* Compiti da svolgere
(A) Nel testo su don Simone Sordo, spiega perché durante la missione in Albania un giorno si è seduto a giocare con gli adolescenti albanesi.
(B) Sostituisci "tecnico informatico" con "ingegnere elettronico" e riscrivi il brano del testo su don Simone Sordo che parte da "Prima Messa al" e arriva a "per un’azienda americana.".

* Brano di testo
※

Don Simone Sordo

Prima Messa al Gesù Divino Lavoratore

| DI Redazione Online

Don Simone Sordo
Non è facile mettere per iscritto la propria storia in vista dell’ordinazione presbiterale. I sentimenti sono tanti – commozione, incredulità, gioia – ma su tutto vince la certezza che, anche se la storia è mia, il filo rosso è di Dio.
Mi chiamo Simone Sordo, ho quasi 40 anni e vengo dalla parrocchia di Gesù Divino Lavoratore (Borgo Roma). Dopo l’ordinazione diaconale, sono stato assegnato all’unità pastorale di Albaredo d’Adige. Vengo da una famiglia attiva in parrocchia; sono il quinto di cinque figli e da piccolo sognavo di fare il tecnico informatico, come mio papà, e di avere una famiglia numerosa. Dopo gli studi universitari ho effettivamente iniziato a lavorare per un’azienda americana.
Per anni ho vissuto “di facciata”: ero il bravo animatore, cantavo nel coro, ma parlavo di Dio senza avere un rapporto vero con Lui. Cercando la felicità nei modi sbagliati, ho finito per perdermi. Nonostante il buon lavoro e i successi come allenatore di calcio, dentro mi sentivo morire. La svolta è arrivata grazie a mia sorella che mi ha proposto di vivere l’esperienza del Seminario di Nuova Vita. Lì, in un vero abbraccio di misericordia durante una confessione, mi sono sentito amato proprio lì dove io non mi volevo bene.
Tornato da quell’esperienza, ho iniziato il percorso delle “Dieci Parole”, scoprendo un Dio che non rende le cose facili, ma le rende belle. Ho iniziato anche una relazione seria con una ragazza, ma sentivo nel cuore una chiamata diversa, anche se ne avevo paura. Il discernimento è maturato grazie a una missione in Albania. Partito malvolentieri, mi sono ritrovato tra gli adolescenti albanesi. Un giorno, stanco di sentirmi “superiore”, mi sono seduto a giocare con loro, diventando un fratello. Le storie dei martiri albanesi e quel “quando sono debole è allora che sono forte” hanno fatto il resto. Ho lasciato il lavoro, la relazione e la casa per entrare in Seminario.

※

* Voci fornite

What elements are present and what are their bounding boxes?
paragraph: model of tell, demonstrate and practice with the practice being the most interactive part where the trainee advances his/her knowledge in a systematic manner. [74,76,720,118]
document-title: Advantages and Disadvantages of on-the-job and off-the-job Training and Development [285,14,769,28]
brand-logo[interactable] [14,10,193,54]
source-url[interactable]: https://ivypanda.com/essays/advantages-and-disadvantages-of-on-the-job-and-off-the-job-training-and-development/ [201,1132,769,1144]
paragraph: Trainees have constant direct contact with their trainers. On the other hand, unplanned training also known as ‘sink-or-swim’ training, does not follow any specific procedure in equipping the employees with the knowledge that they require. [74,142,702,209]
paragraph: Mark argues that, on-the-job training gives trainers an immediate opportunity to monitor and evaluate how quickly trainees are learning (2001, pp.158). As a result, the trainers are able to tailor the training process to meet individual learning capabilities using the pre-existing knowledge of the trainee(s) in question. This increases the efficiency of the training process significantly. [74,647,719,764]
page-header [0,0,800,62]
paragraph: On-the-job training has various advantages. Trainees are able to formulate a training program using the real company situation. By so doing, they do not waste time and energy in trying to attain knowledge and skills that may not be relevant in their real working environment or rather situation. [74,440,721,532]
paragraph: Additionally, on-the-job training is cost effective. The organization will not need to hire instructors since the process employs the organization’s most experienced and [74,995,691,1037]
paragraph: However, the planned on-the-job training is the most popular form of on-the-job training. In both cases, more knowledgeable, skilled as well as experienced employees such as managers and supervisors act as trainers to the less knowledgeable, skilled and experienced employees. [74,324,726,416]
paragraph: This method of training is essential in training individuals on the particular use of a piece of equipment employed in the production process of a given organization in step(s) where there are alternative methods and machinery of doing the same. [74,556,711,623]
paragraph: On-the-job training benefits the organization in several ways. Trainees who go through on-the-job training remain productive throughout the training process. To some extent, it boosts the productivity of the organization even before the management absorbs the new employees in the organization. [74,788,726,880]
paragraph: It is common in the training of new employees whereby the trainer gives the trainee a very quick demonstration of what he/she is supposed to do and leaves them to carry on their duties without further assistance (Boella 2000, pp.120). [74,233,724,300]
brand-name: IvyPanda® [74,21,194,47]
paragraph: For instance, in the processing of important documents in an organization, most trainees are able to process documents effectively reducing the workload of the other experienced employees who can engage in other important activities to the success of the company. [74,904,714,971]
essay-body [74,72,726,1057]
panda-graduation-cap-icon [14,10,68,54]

※

* Elenco soluzioni
(A) Si è seduto a giocare con loro perché era stanco di sentirsi "superiore". Così facendo è diventato un fratello per quei ragazzi.

(B)
Prima Messa al Gesù Divino Lavoratore

| DI Redazione Online

Don Simone Sordo
Non è facile mettere per iscritto la propria storia in vista dell’ordinazione presbiterale. I sentimenti sono tanti – commozione, incredulità, gioia – ma su tutto vince la certezza che, anche se la storia è mia, il filo rosso è di Dio.
Mi chiamo Simone Sordo, ho quasi 40 anni e vengo dalla parrocchia di Gesù Divino Lavoratore (Borgo Roma). Dopo l’ordinazione diaconale, sono stato assegnato all’unità pastorale di Albaredo d’Adige. Vengo da una famiglia attiva in parrocchia; sono il quinto di cinque figli e da piccolo sognavo di fare il ingegnere elettronico, come mio papà, e di avere una famiglia numerosa. Dopo gli studi universitari ho effettivamente iniziato a lavorare per un’azienda americana.